### EXERCISE
Exactly reproduce each line of the listing that follows.

### GIVEN DATA
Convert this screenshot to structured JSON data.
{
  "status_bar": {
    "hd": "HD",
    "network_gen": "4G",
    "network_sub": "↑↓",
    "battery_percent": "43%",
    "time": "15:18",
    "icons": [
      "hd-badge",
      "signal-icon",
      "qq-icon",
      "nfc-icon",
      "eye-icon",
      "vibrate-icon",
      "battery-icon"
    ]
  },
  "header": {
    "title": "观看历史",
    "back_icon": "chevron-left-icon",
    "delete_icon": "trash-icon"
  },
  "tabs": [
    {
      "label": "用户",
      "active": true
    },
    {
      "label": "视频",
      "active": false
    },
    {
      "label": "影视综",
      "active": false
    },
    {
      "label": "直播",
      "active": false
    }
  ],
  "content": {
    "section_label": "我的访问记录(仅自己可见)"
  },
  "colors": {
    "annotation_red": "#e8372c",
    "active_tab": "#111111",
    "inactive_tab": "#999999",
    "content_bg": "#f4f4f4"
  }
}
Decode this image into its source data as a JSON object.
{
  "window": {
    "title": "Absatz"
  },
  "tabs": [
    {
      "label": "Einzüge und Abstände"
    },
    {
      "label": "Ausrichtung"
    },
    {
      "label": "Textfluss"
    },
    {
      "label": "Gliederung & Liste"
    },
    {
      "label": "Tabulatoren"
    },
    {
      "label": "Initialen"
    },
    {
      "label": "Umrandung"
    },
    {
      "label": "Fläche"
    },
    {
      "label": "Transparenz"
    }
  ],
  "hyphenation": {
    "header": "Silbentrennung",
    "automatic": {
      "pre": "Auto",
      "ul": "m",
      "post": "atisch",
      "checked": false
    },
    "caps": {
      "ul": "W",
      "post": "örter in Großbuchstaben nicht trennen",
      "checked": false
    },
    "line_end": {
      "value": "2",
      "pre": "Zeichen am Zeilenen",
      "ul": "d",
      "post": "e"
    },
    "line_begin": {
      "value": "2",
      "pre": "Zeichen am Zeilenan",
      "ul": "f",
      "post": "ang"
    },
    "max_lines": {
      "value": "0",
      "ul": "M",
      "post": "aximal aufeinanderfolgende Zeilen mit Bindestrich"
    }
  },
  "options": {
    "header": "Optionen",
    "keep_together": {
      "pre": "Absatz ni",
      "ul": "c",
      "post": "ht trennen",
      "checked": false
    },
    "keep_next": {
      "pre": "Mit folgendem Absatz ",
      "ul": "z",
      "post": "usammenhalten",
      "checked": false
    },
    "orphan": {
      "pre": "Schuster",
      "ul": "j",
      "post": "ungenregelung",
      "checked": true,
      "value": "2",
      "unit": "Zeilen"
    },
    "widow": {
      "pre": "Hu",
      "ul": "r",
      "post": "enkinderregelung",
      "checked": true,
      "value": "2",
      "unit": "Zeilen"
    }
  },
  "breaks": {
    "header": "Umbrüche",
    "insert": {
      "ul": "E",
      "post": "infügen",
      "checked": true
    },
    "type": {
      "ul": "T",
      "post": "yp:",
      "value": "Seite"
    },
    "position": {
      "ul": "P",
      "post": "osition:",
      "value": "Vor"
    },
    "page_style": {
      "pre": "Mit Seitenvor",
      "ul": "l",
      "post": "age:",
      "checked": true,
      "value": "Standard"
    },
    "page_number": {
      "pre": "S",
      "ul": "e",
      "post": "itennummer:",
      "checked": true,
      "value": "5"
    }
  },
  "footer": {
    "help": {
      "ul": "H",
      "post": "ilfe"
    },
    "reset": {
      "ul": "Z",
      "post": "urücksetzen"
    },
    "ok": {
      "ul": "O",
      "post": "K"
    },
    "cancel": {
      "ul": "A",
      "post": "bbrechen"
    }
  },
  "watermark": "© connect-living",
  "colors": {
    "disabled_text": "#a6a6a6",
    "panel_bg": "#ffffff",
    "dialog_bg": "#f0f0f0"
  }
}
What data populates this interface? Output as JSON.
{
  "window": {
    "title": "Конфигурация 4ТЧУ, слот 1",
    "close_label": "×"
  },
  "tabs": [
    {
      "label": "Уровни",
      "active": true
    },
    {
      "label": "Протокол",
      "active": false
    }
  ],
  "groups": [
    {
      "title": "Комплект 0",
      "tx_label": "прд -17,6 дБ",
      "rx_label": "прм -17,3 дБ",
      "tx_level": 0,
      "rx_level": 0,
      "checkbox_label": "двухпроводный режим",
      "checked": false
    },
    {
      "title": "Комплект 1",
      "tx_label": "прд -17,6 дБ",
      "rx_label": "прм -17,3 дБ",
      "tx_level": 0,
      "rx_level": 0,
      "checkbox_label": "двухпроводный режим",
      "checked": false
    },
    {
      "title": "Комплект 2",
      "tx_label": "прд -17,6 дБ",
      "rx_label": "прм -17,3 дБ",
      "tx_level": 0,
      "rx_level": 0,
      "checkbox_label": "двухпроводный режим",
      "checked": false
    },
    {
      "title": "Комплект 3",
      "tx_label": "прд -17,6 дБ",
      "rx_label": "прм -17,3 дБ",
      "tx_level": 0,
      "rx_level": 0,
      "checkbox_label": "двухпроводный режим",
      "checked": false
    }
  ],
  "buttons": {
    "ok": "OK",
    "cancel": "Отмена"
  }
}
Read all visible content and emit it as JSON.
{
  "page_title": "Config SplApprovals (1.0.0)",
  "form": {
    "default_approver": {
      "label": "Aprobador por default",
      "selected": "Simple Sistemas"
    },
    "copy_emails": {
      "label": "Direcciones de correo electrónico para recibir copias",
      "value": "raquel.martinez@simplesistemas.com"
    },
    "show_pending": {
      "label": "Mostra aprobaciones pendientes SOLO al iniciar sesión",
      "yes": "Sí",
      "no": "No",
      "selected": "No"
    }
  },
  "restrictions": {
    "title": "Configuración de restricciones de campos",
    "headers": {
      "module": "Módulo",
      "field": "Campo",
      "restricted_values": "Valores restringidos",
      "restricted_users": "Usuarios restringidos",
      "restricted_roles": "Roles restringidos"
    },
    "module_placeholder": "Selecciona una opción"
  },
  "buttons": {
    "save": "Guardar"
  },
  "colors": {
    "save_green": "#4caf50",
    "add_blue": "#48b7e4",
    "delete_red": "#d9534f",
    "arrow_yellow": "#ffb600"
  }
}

### WRITTEN SOLUTION
Convert this screenshot to structured JSON data.
{
  "status_bar": {
    "hd": "HD",
    "network_gen": "4G",
    "network_sub": "↑↓",
    "battery_percent": "43%",
    "time": "15:18",
    "icons": [
      "hd-badge",
      "signal-icon",
      "qq-icon",
      "nfc-icon",
      "eye-icon",
      "vibrate-icon",
      "battery-icon"
    ]
  },
  "header": {
    "title": "观看历史",
    "back_icon": "chevron-left-icon",
    "delete_icon": "trash-icon"
  },
  "tabs": [
    {
      "label": "用户",
      "active": true
    },
    {
      "label": "视频",
      "active": false
    },
    {
      "label": "影视综",
      "active": false
    },
    {
      "label": "直播",
      "active": false
    }
  ],
  "content": {
    "section_label": "我的访问记录(仅自己可见)"
  },
  "colors": {
    "annotation_red": "#e8372c",
    "active_tab": "#111111",
    "inactive_tab": "#999999",
    "content_bg": "#f4f4f4"
  }
}
Decode this image into its source data as a JSON object.
{
  "window": {
    "title": "Absatz"
  },
  "tabs": [
    {
      "label": "Einzüge und Abstände"
    },
    {
      "label": "Ausrichtung"
    },
    {
      "label": "Textfluss"
    },
    {
      "label": "Gliederung & Liste"
    },
    {
      "label": "Tabulatoren"
    },
    {
      "label": "Initialen"
    },
    {
      "label": "Umrandung"
    },
    {
      "label": "Fläche"
    },
    {
      "label": "Transparenz"
    }
  ],
  "hyphenation": {
    "header": "Silbentrennung",
    "automatic": {
      "pre": "Auto",
      "ul": "m",
      "post": "atisch",
      "checked": false
    },
    "caps": {
      "ul": "W",
      "post": "örter in Großbuchstaben nicht trennen",
      "checked": false
    },
    "line_end": {
      "value": "2",
      "pre": "Zeichen am Zeilenen",
      "ul": "d",
      "post": "e"
    },
    "line_begin": {
      "value": "2",
      "pre": "Zeichen am Zeilenan",
      "ul": "f",
      "post": "ang"
    },
    "max_lines": {
      "value": "0",
      "ul": "M",
      "post": "aximal aufeinanderfolgende Zeilen mit Bindestrich"
    }
  },
  "options": {
    "header": "Optionen",
    "keep_together": {
      "pre": "Absatz ni",
      "ul": "c",
      "post": "ht trennen",
      "checked": false
    },
    "keep_next": {
      "pre": "Mit folgendem Absatz ",
      "ul": "z",
      "post": "usammenhalten",
      "checked": false
    },
    "orphan": {
      "pre": "Schuster",
      "ul": "j",
      "post": "ungenregelung",
      "checked": true,
      "value": "2",
      "unit": "Zeilen"
    },
    "widow": {
      "pre": "Hu",
      "ul": "r",
      "post": "enkinderregelung",
      "checked": true,
      "value": "2",
      "unit": "Zeilen"
    }
  },
  "breaks": {
    "header": "Umbrüche",
    "insert": {
      "ul": "E",
      "post": "infügen",
      "checked": true
    },
    "type": {
      "ul": "T",
      "post": "yp:",
      "value": "Seite"
    },
    "position": {
      "ul": "P",
      "post": "osition:",
      "value": "Vor"
    },
    "page_style": {
      "pre": "Mit Seitenvor",
      "ul": "l",
      "post": "age:",
      "checked": true,
      "value": "Standard"
    },
    "page_number": {
      "pre": "S",
      "ul": "e",
      "post": "itennummer:",
      "checked": true,
      "value": "5"
    }
  },
  "footer": {
    "help": {
      "ul": "H",
      "post": "ilfe"
    },
    "reset": {
      "ul": "Z",
      "post": "urücksetzen"
    },
    "ok": {
      "ul": "O",
      "post": "K"
    },
    "cancel": {
      "ul": "A",
      "post": "bbrechen"
    }
  },
  "watermark": "© connect-living",
  "colors": {
    "disabled_text": "#a6a6a6",
    "panel_bg": "#ffffff",
    "dialog_bg": "#f0f0f0"
  }
}
What data populates this interface? Output as JSON.
{
  "window": {
    "title": "Конфигурация 4ТЧУ, слот 1",
    "close_label": "×"
  },
  "tabs": [
    {
      "label": "Уровни",
      "active": true
    },
    {
      "label": "Протокол",
      "active": false
    }
  ],
  "groups": [
    {
      "title": "Комплект 0",
      "tx_label": "прд -17,6 дБ",
      "rx_label": "прм -17,3 дБ",
      "tx_level": 0,
      "rx_level": 0,
      "checkbox_label": "двухпроводный режим",
      "checked": false
    },
    {
      "title": "Комплект 1",
      "tx_label": "прд -17,6 дБ",
      "rx_label": "прм -17,3 дБ",
      "tx_level": 0,
      "rx_level": 0,
      "checkbox_label": "двухпроводный режим",
      "checked": false
    },
    {
      "title": "Комплект 2",
      "tx_label": "прд -17,6 дБ",
      "rx_label": "прм -17,3 дБ",
      "tx_level": 0,
      "rx_level": 0,
      "checkbox_label": "двухпроводный режим",
      "checked": false
    },
    {
      "title": "Комплект 3",
      "tx_label": "прд -17,6 дБ",
      "rx_label": "прм -17,3 дБ",
      "tx_level": 0,
      "rx_level": 0,
      "checkbox_label": "двухпроводный режим",
      "checked": false
    }
  ],
  "buttons": {
    "ok": "OK",
    "cancel": "Отмена"
  }
}
Read all visible content and emit it as JSON.
{
  "page_title": "Config SplApprovals (1.0.0)",
  "form": {
    "default_approver": {
      "label": "Aprobador por default",
      "selected": "Simple Sistemas"
    },
    "copy_emails": {
      "label": "Direcciones de correo electrónico para recibir copias",
      "value": "raquel.martinez@simplesistemas.com"
    },
    "show_pending": {
      "label": "Mostra aprobaciones pendientes SOLO al iniciar sesión",
      "yes": "Sí",
      "no": "No",
      "selected": "No"
    }
  },
  "restrictions": {
    "title": "Configuración de restricciones de campos",
    "headers": {
      "module": "Módulo",
      "field": "Campo",
      "restricted_values": "Valores restringidos",
      "restricted_users": "Usuarios restringidos",
      "restricted_roles": "Roles restringidos"
    },
    "module_placeholder": "Selecciona una opción"
  },
  "buttons": {
    "save": "Guardar"
  },
  "colors": {
    "save_green": "#4caf50",
    "add_blue": "#48b7e4",
    "delete_red": "#d9534f",
    "arrow_yellow": "#ffb600"
  }
}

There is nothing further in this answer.